- [EXERCISE GOAL]: Count the lines below that contain the word "customer" and give only that number.

══════════

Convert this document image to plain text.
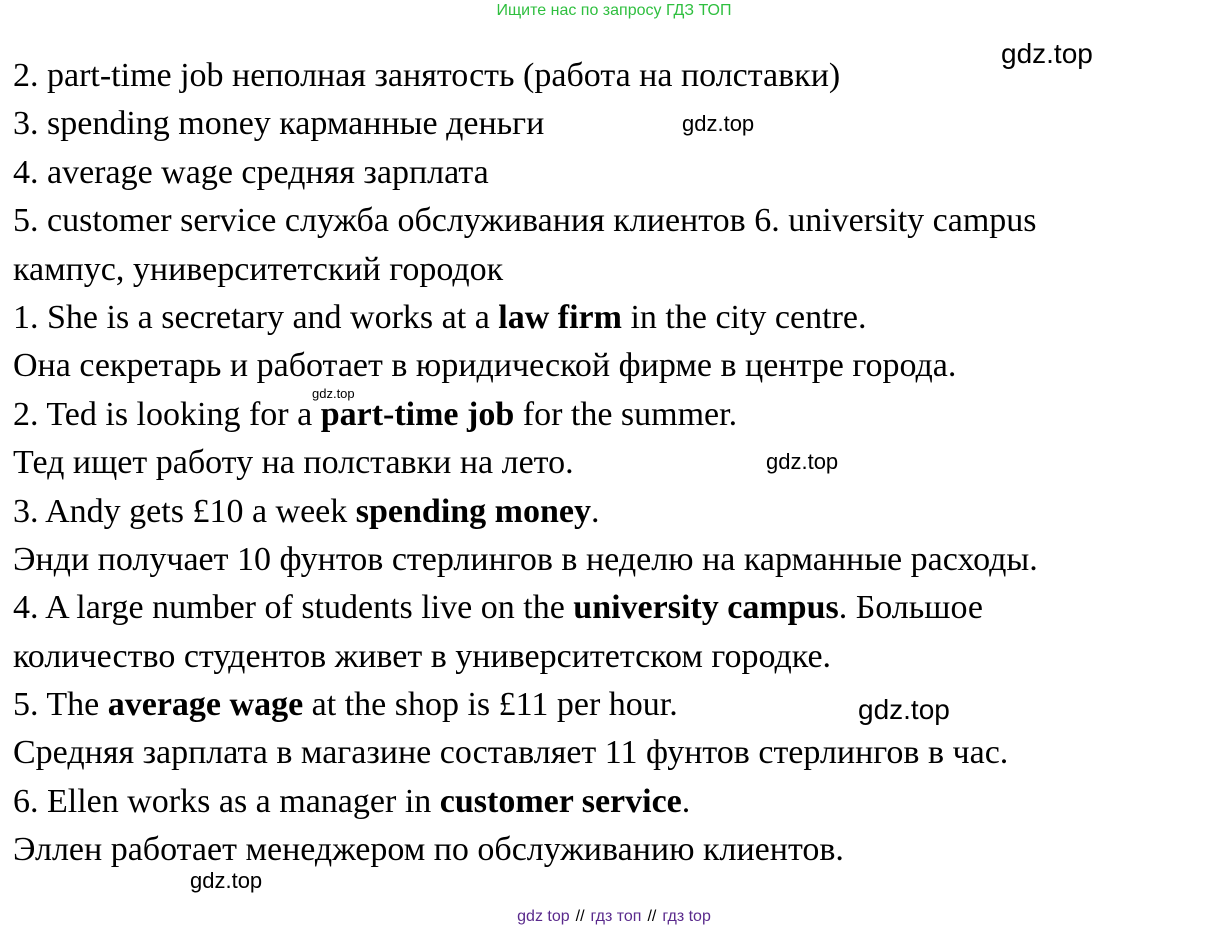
Ищите нас по запросу ГДЗ ТОП
2. part-time job неполная занятость (работа на полставки)
3. spending money карманные деньги
4. average wage средняя зарплата
5. customer service служба обслуживания клиентов 6. university campus
кампус, университетский городок
1. She is a secretary and works at a law firm in the city centre.
Она секретарь и работает в юридической фирме в центре города.
2. Ted is looking for a part-time job for the summer.
Тед ищет работу на полставки на лето.
3. Andy gets £10 a week spending money.
Энди получает 10 фунтов стерлингов в неделю на карманные расходы.
4. A large number of students live on the university campus. Большое
количество студентов живет в университетском городке.
5. The average wage at the shop is £11 per hour.
Средняя зарплата в магазине составляет 11 фунтов стерлингов в час.
6. Ellen works as a manager in customer service.
Эллен работает менеджером по обслуживанию клиентов.
gdz.top
gdz.top
gdz.top
gdz.top
gdz.top
gdz.top
gdz top // гдз топ // гдз top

══════════

- [PROBLEM SOLUTION]: 2